PROVIDED DATA:
╔══
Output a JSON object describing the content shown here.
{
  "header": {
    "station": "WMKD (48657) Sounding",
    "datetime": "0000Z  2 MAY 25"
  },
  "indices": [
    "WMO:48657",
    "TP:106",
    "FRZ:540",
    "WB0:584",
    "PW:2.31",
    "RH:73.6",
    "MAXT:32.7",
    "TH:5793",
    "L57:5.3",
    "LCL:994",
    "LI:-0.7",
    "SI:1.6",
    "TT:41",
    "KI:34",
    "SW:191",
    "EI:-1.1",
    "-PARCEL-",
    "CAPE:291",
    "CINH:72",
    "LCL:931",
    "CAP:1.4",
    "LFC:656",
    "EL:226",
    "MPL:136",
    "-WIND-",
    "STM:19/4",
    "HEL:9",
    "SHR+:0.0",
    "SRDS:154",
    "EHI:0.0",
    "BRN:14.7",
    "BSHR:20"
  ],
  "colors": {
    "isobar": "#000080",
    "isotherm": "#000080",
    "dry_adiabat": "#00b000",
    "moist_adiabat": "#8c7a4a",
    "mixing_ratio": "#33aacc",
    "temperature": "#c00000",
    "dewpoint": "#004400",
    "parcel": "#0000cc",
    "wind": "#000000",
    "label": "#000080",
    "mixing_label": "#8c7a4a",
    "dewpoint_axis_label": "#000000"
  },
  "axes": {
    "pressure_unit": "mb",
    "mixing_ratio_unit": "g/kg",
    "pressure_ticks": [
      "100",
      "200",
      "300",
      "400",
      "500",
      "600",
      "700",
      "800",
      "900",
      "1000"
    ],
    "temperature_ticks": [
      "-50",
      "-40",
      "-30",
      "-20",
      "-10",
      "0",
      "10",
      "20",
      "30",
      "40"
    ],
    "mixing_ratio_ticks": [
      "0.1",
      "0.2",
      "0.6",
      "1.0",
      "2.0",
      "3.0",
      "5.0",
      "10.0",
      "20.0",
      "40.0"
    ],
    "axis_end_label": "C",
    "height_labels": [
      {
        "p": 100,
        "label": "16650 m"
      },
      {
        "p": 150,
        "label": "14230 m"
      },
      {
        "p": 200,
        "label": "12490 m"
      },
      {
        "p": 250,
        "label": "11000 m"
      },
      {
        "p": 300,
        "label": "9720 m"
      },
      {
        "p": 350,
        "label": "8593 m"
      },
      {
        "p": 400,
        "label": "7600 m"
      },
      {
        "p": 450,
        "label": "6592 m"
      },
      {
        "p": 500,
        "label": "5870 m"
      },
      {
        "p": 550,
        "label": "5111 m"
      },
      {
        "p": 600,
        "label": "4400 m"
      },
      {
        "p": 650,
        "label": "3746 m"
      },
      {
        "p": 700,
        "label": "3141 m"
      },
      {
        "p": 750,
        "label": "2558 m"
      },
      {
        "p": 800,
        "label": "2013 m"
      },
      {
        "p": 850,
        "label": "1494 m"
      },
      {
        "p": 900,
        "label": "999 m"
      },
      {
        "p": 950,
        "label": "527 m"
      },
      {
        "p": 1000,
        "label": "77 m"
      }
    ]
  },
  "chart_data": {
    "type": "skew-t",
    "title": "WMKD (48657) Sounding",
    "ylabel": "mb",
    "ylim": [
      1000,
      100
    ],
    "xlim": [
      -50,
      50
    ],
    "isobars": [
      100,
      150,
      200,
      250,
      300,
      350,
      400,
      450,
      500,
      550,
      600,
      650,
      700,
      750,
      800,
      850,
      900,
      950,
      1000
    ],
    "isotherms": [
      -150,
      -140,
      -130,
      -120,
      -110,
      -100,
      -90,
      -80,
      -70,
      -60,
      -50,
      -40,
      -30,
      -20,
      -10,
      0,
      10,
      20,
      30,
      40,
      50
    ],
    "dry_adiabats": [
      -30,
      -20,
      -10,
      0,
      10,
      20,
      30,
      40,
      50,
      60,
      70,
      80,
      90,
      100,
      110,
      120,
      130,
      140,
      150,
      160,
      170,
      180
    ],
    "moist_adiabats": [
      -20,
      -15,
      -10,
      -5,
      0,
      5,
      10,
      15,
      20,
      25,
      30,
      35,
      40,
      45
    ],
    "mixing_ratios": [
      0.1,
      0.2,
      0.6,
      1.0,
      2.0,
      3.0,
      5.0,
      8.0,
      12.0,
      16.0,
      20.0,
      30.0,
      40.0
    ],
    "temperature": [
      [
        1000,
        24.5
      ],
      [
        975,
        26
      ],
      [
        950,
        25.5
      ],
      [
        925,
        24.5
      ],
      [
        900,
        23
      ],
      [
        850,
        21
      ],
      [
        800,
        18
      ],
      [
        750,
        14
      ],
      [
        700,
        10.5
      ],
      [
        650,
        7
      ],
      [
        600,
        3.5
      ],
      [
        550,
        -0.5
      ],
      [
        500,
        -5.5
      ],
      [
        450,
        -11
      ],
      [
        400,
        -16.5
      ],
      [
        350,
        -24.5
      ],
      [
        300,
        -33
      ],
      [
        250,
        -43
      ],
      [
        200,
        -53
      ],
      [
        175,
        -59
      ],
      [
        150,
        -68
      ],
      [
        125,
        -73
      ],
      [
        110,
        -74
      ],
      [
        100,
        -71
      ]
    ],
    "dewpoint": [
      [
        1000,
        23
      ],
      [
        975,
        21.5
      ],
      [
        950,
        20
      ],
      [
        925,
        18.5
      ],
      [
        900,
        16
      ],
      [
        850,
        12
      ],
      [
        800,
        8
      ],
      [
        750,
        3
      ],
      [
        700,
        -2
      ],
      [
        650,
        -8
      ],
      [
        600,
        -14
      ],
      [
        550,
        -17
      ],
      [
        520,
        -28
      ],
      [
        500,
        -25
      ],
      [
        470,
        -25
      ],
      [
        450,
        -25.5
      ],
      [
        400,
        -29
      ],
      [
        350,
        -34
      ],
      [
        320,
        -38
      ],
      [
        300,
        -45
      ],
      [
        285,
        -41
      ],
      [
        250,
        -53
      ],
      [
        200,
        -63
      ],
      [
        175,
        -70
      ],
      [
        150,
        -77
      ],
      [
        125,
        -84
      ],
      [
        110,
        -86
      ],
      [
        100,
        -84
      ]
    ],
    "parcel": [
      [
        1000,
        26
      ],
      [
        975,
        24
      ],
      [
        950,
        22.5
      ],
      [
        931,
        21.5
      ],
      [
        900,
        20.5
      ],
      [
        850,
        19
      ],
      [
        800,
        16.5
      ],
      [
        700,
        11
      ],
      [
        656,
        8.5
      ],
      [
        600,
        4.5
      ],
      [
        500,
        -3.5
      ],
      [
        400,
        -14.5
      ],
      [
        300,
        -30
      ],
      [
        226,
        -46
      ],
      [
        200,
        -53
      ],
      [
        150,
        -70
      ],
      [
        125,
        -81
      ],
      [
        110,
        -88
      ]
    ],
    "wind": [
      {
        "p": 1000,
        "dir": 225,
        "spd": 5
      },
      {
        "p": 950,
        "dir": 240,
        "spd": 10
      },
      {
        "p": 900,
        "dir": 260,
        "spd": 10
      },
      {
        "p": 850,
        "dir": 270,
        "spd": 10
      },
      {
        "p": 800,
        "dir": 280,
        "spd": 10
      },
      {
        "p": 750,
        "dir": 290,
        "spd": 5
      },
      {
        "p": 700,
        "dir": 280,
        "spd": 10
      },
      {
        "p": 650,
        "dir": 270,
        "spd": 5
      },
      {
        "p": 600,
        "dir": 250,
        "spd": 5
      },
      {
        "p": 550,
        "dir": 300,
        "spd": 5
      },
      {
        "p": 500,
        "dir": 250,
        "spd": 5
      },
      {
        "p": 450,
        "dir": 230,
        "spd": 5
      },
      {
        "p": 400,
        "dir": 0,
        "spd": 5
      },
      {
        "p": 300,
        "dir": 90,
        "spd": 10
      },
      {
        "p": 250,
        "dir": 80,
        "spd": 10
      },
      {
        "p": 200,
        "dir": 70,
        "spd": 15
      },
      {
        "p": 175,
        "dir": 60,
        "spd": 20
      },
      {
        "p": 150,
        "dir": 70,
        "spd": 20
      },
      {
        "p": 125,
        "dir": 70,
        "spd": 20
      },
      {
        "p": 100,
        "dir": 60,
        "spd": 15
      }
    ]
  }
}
╚══
Find the lines above that contain the word "Sounding" and collect them.

    "station": "WMKD (48657) Sounding",
    "title": "WMKD (48657) Sounding",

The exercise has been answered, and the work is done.